MATERIAL TO PROCESS
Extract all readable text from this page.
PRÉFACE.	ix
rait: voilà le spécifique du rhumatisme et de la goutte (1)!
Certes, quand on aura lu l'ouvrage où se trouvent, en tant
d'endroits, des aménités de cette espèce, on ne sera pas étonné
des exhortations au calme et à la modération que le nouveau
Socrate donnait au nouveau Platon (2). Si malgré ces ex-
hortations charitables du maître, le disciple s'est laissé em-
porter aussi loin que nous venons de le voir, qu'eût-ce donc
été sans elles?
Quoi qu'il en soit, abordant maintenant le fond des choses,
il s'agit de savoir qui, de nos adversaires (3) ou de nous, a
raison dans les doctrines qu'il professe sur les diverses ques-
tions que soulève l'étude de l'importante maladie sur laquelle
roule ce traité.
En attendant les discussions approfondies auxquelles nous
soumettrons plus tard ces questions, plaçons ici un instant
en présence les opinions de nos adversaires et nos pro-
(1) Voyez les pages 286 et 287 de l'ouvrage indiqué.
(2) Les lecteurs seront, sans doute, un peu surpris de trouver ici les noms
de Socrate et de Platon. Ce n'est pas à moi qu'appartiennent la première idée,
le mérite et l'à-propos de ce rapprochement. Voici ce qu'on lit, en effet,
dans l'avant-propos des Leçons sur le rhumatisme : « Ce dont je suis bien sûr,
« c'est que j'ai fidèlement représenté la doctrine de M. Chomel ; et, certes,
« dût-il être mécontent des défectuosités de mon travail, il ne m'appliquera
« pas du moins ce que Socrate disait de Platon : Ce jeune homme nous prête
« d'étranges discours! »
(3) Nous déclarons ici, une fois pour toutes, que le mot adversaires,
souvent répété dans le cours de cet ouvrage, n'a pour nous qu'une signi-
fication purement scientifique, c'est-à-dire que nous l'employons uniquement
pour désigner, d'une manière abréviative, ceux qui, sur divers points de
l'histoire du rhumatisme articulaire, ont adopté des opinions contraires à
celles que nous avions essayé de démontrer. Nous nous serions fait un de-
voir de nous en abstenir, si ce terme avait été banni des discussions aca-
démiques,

DIRECTIONS FOR THIS TASK
Your task is to quote the listing above word for word.

WRITTEN RESPONSE
Extract all readable text from this page.
PRÉFACE.	ix
rait: voilà le spécifique du rhumatisme et de la goutte (1)!
Certes, quand on aura lu l'ouvrage où se trouvent, en tant
d'endroits, des aménités de cette espèce, on ne sera pas étonné
des exhortations au calme et à la modération que le nouveau
Socrate donnait au nouveau Platon (2). Si malgré ces ex-
hortations charitables du maître, le disciple s'est laissé em-
porter aussi loin que nous venons de le voir, qu'eût-ce donc
été sans elles?
Quoi qu'il en soit, abordant maintenant le fond des choses,
il s'agit de savoir qui, de nos adversaires (3) ou de nous, a
raison dans les doctrines qu'il professe sur les diverses ques-
tions que soulève l'étude de l'importante maladie sur laquelle
roule ce traité.
En attendant les discussions approfondies auxquelles nous
soumettrons plus tard ces questions, plaçons ici un instant
en présence les opinions de nos adversaires et nos pro-
(1) Voyez les pages 286 et 287 de l'ouvrage indiqué.
(2) Les lecteurs seront, sans doute, un peu surpris de trouver ici les noms
de Socrate et de Platon. Ce n'est pas à moi qu'appartiennent la première idée,
le mérite et l'à-propos de ce rapprochement. Voici ce qu'on lit, en effet,
dans l'avant-propos des Leçons sur le rhumatisme : « Ce dont je suis bien sûr,
« c'est que j'ai fidèlement représenté la doctrine de M. Chomel ; et, certes,
« dût-il être mécontent des défectuosités de mon travail, il ne m'appliquera
« pas du moins ce que Socrate disait de Platon : Ce jeune homme nous prête
« d'étranges discours! »
(3) Nous déclarons ici, une fois pour toutes, que le mot adversaires,
souvent répété dans le cours de cet ouvrage, n'a pour nous qu'une signi-
fication purement scientifique, c'est-à-dire que nous l'employons uniquement
pour désigner, d'une manière abréviative, ceux qui, sur divers points de
l'histoire du rhumatisme articulaire, ont adopté des opinions contraires à
celles que nous avions essayé de démontrer. Nous nous serions fait un de-
voir de nous en abstenir, si ce terme avait été banni des discussions aca-
démiques,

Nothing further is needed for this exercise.